Copy each line of the data below with the word "Martha".

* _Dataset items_
>> Begin

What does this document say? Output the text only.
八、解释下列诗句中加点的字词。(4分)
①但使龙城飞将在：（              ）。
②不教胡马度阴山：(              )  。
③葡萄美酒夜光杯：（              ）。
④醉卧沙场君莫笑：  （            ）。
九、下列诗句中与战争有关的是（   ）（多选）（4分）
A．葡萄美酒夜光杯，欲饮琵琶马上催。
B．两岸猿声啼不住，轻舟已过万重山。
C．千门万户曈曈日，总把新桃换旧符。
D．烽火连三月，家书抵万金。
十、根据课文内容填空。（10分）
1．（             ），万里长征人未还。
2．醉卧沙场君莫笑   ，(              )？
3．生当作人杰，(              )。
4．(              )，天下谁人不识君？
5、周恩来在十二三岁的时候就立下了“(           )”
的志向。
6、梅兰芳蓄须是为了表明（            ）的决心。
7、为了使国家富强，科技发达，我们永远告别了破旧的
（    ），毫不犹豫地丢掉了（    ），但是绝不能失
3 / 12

>> End
>> Begin

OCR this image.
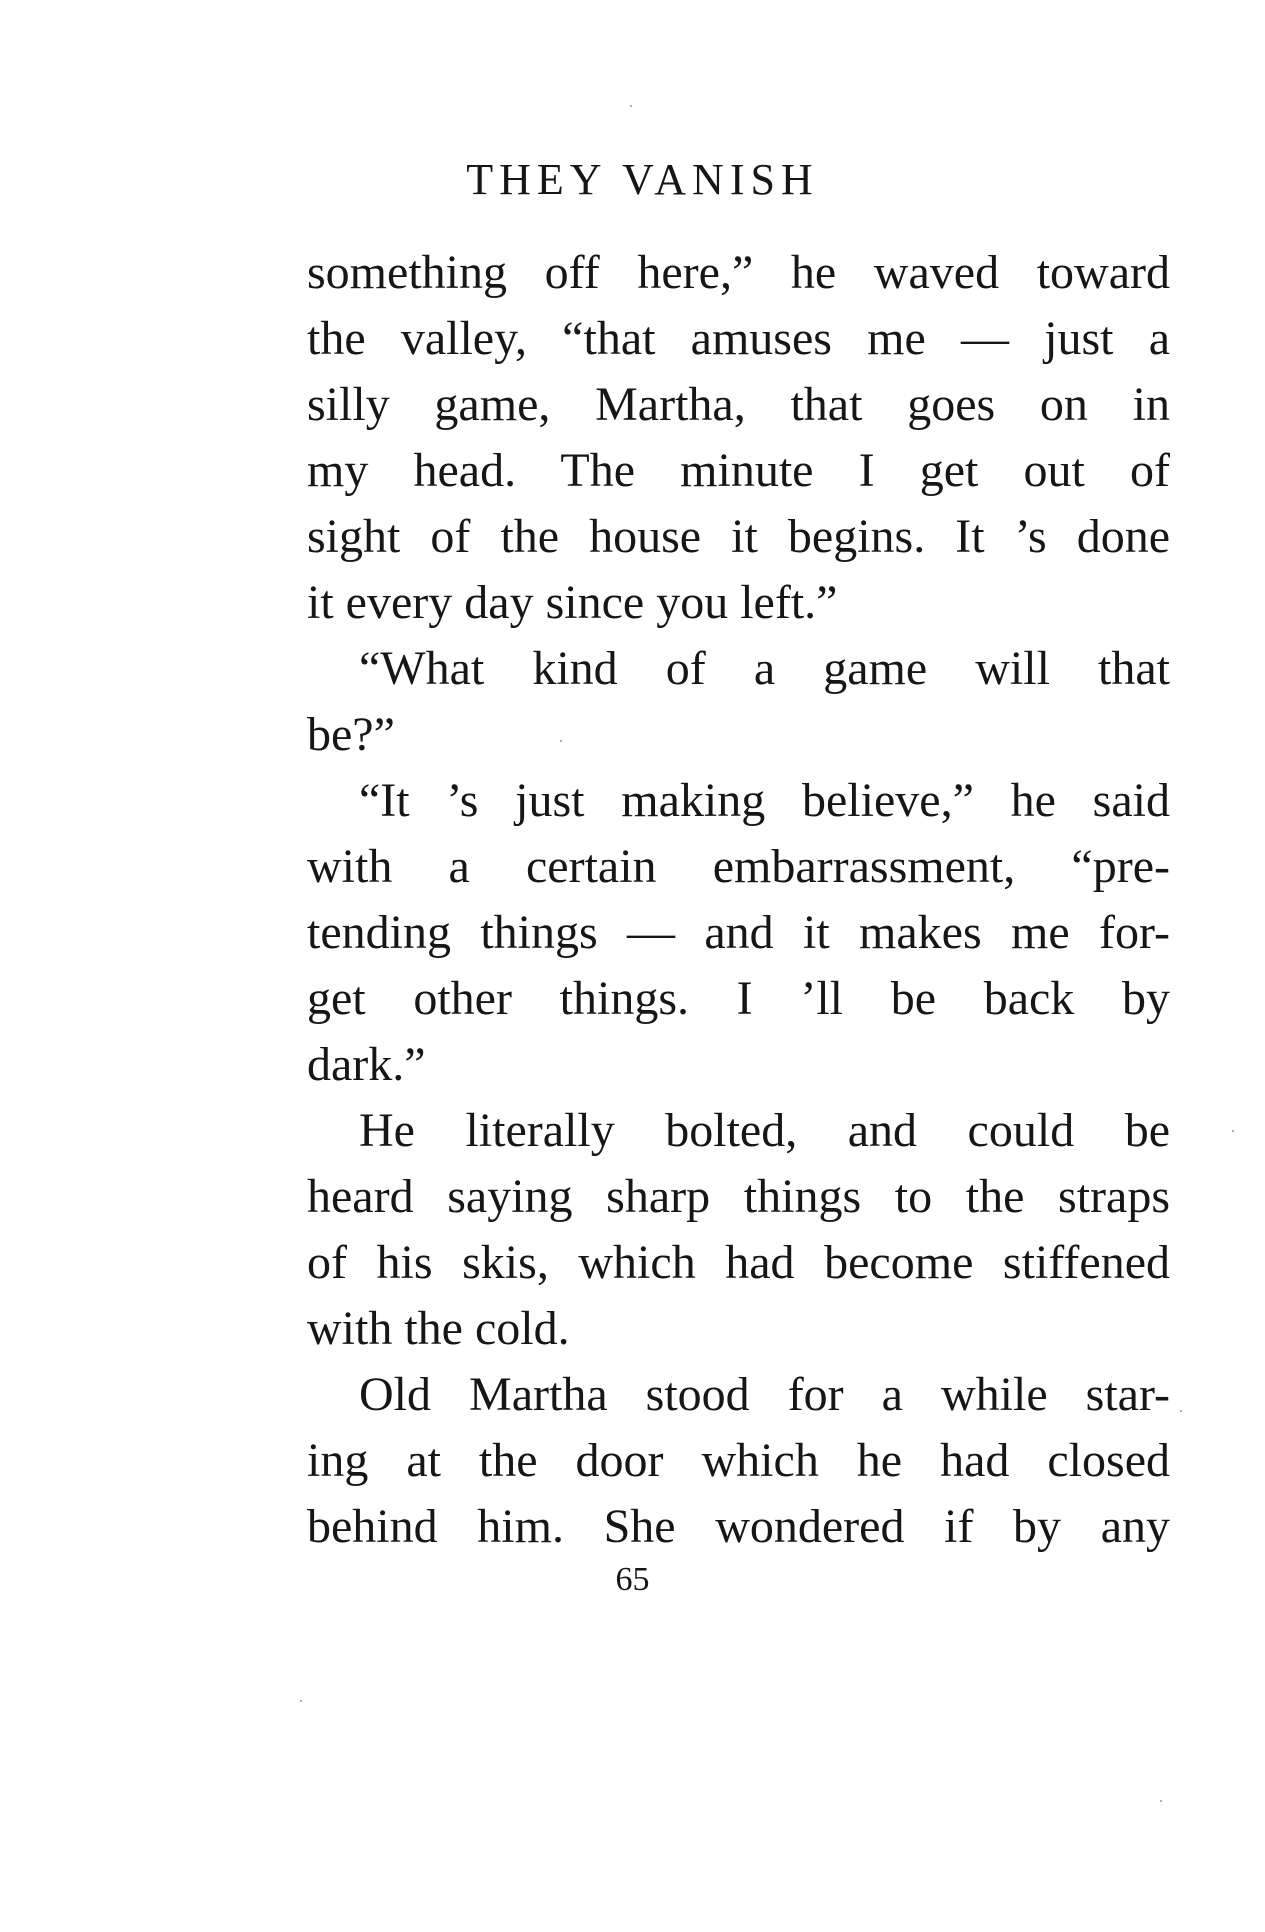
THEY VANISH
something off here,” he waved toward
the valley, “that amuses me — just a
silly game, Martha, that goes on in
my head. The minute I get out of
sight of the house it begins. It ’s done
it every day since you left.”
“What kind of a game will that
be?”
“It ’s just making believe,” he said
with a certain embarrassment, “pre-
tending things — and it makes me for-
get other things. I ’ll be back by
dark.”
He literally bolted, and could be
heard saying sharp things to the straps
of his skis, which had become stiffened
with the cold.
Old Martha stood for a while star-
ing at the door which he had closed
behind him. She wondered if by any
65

>> End

* _Task output_
silly game, Martha, that goes on in
Old Martha stood for a while star-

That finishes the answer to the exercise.